Say how many lines of these entries include the word "entity", and answer with the number alone.

================

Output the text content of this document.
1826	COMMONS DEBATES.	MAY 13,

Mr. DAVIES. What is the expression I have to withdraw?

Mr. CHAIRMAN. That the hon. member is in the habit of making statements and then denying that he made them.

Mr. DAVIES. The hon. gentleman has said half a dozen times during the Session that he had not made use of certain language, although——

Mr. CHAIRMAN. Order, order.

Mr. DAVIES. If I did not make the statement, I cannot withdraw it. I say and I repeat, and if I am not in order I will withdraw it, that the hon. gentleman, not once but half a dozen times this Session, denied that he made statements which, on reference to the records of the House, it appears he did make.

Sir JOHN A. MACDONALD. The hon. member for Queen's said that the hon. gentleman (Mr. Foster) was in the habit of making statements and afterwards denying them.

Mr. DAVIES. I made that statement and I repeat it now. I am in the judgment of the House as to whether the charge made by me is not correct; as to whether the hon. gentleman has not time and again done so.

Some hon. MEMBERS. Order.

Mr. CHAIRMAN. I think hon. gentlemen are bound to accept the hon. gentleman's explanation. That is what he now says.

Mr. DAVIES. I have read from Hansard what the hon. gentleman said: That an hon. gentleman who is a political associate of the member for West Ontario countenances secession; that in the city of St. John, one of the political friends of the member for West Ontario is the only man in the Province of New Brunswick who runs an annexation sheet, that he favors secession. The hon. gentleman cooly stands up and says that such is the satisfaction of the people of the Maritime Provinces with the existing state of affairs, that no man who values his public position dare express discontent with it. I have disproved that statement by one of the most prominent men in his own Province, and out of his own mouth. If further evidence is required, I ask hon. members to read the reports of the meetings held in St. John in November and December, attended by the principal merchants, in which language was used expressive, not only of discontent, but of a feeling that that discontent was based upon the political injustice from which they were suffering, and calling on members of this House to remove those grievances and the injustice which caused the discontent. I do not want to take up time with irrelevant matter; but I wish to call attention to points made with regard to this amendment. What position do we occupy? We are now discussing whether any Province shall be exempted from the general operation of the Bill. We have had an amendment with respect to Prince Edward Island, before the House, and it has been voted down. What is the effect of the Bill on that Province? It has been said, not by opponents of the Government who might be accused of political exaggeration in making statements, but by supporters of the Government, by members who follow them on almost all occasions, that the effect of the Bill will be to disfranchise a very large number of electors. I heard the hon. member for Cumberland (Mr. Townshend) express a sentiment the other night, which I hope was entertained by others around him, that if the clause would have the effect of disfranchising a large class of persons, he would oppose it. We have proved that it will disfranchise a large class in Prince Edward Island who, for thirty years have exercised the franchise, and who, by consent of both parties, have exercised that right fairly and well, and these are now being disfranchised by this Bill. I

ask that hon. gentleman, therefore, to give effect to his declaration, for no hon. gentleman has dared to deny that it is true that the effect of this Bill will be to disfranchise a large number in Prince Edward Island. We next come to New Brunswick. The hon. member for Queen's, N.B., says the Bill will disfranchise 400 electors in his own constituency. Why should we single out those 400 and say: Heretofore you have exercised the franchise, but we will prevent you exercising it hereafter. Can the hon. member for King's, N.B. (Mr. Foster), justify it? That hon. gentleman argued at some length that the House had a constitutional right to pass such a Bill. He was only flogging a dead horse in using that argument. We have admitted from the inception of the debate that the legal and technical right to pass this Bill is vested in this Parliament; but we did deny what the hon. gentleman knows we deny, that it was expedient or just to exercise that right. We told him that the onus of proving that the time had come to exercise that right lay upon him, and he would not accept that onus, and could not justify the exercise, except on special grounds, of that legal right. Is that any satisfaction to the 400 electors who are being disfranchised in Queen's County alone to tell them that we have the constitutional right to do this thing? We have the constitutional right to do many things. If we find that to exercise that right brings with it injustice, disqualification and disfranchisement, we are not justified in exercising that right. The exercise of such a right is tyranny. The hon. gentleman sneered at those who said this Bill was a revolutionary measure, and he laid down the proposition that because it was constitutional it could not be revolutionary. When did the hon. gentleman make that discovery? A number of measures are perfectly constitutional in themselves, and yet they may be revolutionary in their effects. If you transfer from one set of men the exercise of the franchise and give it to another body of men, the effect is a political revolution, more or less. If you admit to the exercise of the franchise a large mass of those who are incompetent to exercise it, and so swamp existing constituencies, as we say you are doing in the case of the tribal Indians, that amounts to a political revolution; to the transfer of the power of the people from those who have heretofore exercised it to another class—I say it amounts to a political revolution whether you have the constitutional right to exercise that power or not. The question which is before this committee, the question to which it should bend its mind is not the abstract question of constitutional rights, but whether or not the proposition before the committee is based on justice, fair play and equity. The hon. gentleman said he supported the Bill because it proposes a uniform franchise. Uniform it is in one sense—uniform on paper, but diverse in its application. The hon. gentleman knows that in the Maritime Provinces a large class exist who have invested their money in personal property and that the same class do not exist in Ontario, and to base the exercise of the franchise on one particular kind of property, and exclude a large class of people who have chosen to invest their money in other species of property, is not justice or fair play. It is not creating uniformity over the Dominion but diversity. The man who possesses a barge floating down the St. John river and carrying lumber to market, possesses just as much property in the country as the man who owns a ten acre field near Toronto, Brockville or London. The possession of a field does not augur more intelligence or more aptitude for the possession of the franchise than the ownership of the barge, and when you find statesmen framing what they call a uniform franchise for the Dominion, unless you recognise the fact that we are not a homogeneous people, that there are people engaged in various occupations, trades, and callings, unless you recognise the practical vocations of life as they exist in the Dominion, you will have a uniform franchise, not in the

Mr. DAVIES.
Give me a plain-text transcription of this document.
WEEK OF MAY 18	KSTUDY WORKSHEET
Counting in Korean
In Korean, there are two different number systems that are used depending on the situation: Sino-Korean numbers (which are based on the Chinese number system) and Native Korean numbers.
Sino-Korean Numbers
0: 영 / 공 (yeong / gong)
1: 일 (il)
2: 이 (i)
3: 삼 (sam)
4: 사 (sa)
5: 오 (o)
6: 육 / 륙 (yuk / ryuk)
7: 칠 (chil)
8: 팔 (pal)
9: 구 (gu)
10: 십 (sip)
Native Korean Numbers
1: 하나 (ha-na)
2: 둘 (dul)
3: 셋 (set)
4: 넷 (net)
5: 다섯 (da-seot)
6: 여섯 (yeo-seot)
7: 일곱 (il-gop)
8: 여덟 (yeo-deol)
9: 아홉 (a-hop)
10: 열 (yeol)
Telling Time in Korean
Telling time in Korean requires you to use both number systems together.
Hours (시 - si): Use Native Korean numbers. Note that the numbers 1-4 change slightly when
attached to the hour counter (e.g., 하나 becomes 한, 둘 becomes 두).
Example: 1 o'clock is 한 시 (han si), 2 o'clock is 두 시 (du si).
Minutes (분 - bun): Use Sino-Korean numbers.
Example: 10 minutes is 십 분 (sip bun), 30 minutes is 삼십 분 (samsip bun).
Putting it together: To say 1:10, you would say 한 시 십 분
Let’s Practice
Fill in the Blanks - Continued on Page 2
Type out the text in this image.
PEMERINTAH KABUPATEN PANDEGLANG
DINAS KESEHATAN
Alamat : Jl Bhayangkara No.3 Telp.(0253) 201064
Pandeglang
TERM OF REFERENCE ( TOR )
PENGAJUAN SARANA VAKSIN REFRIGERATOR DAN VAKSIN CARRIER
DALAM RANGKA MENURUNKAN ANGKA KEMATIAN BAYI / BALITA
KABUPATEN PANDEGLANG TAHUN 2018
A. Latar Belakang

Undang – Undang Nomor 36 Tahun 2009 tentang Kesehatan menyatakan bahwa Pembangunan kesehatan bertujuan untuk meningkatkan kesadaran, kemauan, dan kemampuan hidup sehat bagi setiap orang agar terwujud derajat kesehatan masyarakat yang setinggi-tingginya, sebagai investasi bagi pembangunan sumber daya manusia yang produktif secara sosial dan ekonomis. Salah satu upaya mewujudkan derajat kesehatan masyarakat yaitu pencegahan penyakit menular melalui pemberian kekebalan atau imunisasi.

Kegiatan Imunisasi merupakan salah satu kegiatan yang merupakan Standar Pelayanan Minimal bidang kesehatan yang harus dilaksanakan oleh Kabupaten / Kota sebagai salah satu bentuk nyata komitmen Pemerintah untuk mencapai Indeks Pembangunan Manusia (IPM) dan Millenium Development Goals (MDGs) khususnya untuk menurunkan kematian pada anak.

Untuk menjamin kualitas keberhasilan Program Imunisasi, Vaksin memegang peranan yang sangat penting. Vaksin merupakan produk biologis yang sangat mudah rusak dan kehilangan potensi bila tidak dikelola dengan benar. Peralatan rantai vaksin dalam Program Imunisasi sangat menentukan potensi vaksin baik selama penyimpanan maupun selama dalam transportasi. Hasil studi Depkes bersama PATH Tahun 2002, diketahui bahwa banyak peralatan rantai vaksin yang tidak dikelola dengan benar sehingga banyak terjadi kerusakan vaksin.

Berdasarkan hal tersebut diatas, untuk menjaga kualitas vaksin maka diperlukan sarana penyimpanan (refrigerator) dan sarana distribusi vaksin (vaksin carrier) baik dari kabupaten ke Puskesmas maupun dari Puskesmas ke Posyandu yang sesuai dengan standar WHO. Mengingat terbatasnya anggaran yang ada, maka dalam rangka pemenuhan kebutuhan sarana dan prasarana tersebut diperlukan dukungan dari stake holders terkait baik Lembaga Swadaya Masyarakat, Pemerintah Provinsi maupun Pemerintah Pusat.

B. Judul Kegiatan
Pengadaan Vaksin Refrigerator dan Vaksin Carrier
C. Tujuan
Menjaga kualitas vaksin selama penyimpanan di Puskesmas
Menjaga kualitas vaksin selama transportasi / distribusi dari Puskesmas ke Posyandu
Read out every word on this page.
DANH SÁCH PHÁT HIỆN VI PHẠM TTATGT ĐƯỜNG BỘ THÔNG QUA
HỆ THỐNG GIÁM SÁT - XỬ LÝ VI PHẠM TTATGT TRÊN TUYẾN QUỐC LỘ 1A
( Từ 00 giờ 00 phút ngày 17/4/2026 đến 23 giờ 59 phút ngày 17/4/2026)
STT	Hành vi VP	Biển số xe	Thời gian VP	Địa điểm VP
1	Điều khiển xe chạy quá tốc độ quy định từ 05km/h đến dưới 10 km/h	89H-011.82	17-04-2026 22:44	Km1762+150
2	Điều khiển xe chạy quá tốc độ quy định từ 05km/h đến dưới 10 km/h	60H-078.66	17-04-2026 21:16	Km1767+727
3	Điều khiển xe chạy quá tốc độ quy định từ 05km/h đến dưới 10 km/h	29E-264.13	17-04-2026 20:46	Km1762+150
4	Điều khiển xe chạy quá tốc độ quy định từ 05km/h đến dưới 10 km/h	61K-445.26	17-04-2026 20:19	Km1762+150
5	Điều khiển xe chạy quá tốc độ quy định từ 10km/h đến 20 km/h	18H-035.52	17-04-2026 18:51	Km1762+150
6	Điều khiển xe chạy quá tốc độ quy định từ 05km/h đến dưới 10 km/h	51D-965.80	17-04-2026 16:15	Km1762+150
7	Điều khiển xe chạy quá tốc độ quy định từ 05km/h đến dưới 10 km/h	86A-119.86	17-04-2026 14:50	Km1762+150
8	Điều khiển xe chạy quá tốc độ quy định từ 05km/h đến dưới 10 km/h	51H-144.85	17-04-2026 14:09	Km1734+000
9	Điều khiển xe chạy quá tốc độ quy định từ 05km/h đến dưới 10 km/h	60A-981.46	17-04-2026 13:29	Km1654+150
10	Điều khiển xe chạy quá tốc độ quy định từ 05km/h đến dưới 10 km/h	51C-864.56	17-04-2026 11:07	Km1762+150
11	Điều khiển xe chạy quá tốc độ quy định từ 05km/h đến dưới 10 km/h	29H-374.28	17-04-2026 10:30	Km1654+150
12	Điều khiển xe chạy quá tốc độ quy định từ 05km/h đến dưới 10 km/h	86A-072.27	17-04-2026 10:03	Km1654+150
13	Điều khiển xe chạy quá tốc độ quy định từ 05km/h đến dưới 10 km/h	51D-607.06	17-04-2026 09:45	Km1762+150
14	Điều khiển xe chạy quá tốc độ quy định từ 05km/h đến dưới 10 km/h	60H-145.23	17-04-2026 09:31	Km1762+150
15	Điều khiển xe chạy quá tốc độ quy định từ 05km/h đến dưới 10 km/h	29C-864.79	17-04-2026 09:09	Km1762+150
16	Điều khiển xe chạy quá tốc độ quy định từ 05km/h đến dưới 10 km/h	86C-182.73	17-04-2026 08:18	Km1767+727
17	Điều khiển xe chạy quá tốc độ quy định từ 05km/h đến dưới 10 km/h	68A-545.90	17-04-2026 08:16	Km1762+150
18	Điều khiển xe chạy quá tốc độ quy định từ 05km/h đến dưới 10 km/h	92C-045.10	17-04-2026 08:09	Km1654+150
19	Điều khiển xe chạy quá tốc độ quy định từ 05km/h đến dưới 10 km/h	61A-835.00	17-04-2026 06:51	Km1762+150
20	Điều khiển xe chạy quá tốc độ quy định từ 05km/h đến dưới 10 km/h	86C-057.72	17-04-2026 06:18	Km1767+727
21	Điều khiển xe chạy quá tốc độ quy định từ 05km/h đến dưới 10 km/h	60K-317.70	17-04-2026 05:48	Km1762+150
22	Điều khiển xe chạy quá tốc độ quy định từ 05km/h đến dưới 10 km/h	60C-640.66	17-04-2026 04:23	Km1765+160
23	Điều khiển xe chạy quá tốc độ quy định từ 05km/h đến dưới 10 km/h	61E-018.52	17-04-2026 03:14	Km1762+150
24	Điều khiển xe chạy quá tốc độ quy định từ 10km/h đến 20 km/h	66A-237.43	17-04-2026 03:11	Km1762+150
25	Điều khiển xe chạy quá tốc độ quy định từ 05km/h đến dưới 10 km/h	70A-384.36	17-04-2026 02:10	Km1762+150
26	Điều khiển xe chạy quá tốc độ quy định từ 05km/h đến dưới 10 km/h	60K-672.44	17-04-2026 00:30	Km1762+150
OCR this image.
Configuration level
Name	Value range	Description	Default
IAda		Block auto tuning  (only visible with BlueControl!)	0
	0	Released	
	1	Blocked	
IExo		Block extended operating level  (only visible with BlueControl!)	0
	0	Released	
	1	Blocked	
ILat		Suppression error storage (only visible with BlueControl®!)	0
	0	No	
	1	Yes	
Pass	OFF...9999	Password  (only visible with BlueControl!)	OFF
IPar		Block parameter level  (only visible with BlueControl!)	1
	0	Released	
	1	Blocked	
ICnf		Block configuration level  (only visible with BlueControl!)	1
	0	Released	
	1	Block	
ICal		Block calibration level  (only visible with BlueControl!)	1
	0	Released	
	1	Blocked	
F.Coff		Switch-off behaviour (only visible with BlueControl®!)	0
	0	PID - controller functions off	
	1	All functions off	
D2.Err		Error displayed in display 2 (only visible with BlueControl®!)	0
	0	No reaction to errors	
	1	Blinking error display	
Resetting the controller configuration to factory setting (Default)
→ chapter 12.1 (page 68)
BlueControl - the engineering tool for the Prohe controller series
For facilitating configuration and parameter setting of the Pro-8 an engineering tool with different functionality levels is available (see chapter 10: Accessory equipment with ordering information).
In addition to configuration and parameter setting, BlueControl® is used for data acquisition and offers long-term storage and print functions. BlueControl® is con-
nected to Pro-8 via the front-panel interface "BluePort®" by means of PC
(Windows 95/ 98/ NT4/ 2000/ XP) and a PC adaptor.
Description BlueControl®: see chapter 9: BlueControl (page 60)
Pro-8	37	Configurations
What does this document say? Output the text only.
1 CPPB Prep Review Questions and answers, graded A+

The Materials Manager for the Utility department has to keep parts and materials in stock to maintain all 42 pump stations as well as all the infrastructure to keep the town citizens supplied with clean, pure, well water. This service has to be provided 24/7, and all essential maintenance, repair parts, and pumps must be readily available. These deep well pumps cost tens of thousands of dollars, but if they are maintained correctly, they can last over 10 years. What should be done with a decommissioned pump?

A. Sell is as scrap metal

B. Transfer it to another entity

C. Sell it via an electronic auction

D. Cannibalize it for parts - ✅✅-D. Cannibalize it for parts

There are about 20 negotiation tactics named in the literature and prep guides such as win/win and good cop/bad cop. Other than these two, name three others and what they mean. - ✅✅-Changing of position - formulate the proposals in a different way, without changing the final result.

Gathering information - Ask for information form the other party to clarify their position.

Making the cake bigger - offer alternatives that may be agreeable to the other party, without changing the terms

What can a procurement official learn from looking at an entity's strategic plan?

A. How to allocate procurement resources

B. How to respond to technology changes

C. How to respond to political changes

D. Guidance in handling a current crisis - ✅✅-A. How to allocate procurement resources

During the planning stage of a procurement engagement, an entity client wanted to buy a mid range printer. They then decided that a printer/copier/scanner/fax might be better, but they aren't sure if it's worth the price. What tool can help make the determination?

================

**THE RESPONSE**: 3